§ **TO DO**: Write the entries below out again exactly; any picture in them stays out.

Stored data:
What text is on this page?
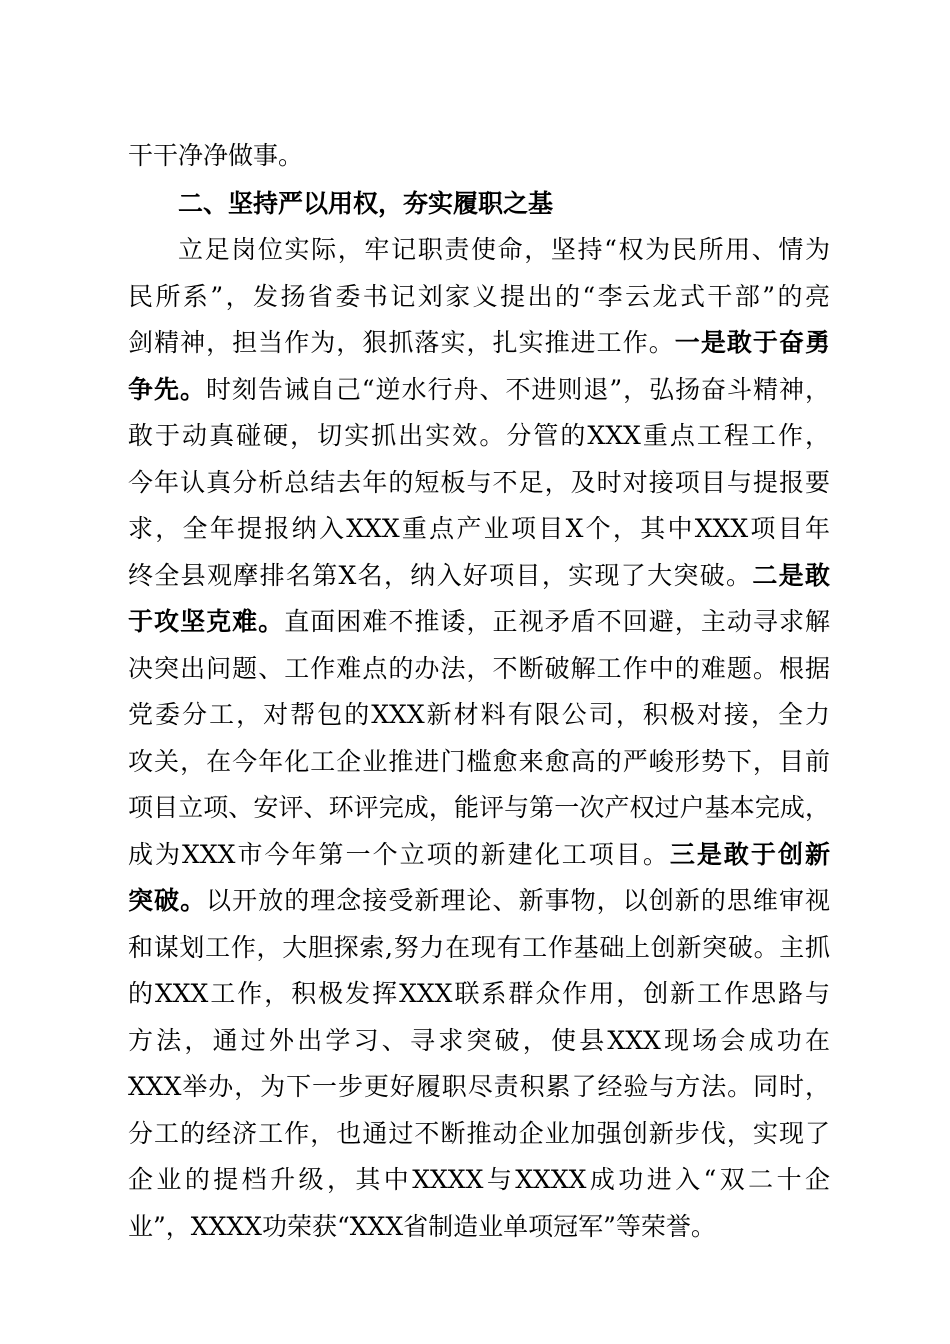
干干净净做事。

二、坚持严以用权，夯实履职之基

立足岗位实际，牢记职责使命，坚持“权为民所用、情为

民所系”，发扬省委书记刘家义提出的“李云龙式干部”的亮

剑精神，担当作为，狠抓落实，扎实推进工作。一是敢于奋勇

争先。时刻告诫自己“逆水行舟、不进则退”，弘扬奋斗精神，

敢于动真碰硬，切实抓出实效。分管的XXX重点工程工作，

今年认真分析总结去年的短板与不足，及时对接项目与提报要

求，全年提报纳入XXX重点产业项目X个，其中XXX项目年

终全县观摩排名第X名，纳入好项目，实现了大突破。二是敢

于攻坚克难。直面困难不推诿，正视矛盾不回避，主动寻求解

决突出问题、工作难点的办法，不断破解工作中的难题。根据

党委分工，对帮包的XXX新材料有限公司，积极对接，全力

攻关，在今年化工企业推进门槛愈来愈高的严峻形势下，目前

项目立项、安评、环评完成，能评与第一次产权过户基本完成，

成为XXX市今年第一个立项的新建化工项目。三是敢于创新

突破。以开放的理念接受新理论、新事物，以创新的思维审视

和谋划工作，大胆探索,努力在现有工作基础上创新突破。主抓

的XXX工作，积极发挥XXX联系群众作用，创新工作思路与

方法，通过外出学习、寻求突破，使县XXX现场会成功在

XXX举办，为下一步更好履职尽责积累了经验与方法。同时，

分工的经济工作，也通过不断推动企业加强创新步伐，实现了

企业的提档升级，其中XXXX与XXXX成功进入“双二十企

业”，XXXX功荣获“XXX省制造业单项冠军”等荣誉。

§ **EXERCISE SOLUTION**:
What text is on this page?
干干净净做事。

二、坚持严以用权，夯实履职之基

立足岗位实际，牢记职责使命，坚持“权为民所用、情为

民所系”，发扬省委书记刘家义提出的“李云龙式干部”的亮

剑精神，担当作为，狠抓落实，扎实推进工作。一是敢于奋勇

争先。时刻告诫自己“逆水行舟、不进则退”，弘扬奋斗精神，

敢于动真碰硬，切实抓出实效。分管的XXX重点工程工作，

今年认真分析总结去年的短板与不足，及时对接项目与提报要

求，全年提报纳入XXX重点产业项目X个，其中XXX项目年

终全县观摩排名第X名，纳入好项目，实现了大突破。二是敢

于攻坚克难。直面困难不推诿，正视矛盾不回避，主动寻求解

决突出问题、工作难点的办法，不断破解工作中的难题。根据

党委分工，对帮包的XXX新材料有限公司，积极对接，全力

攻关，在今年化工企业推进门槛愈来愈高的严峻形势下，目前

项目立项、安评、环评完成，能评与第一次产权过户基本完成，

成为XXX市今年第一个立项的新建化工项目。三是敢于创新

突破。以开放的理念接受新理论、新事物，以创新的思维审视

和谋划工作，大胆探索,努力在现有工作基础上创新突破。主抓

的XXX工作，积极发挥XXX联系群众作用，创新工作思路与

方法，通过外出学习、寻求突破，使县XXX现场会成功在

XXX举办，为下一步更好履职尽责积累了经验与方法。同时，

分工的经济工作，也通过不断推动企业加强创新步伐，实现了

企业的提档升级，其中XXXX与XXXX成功进入“双二十企

业”，XXXX功荣获“XXX省制造业单项冠军”等荣誉。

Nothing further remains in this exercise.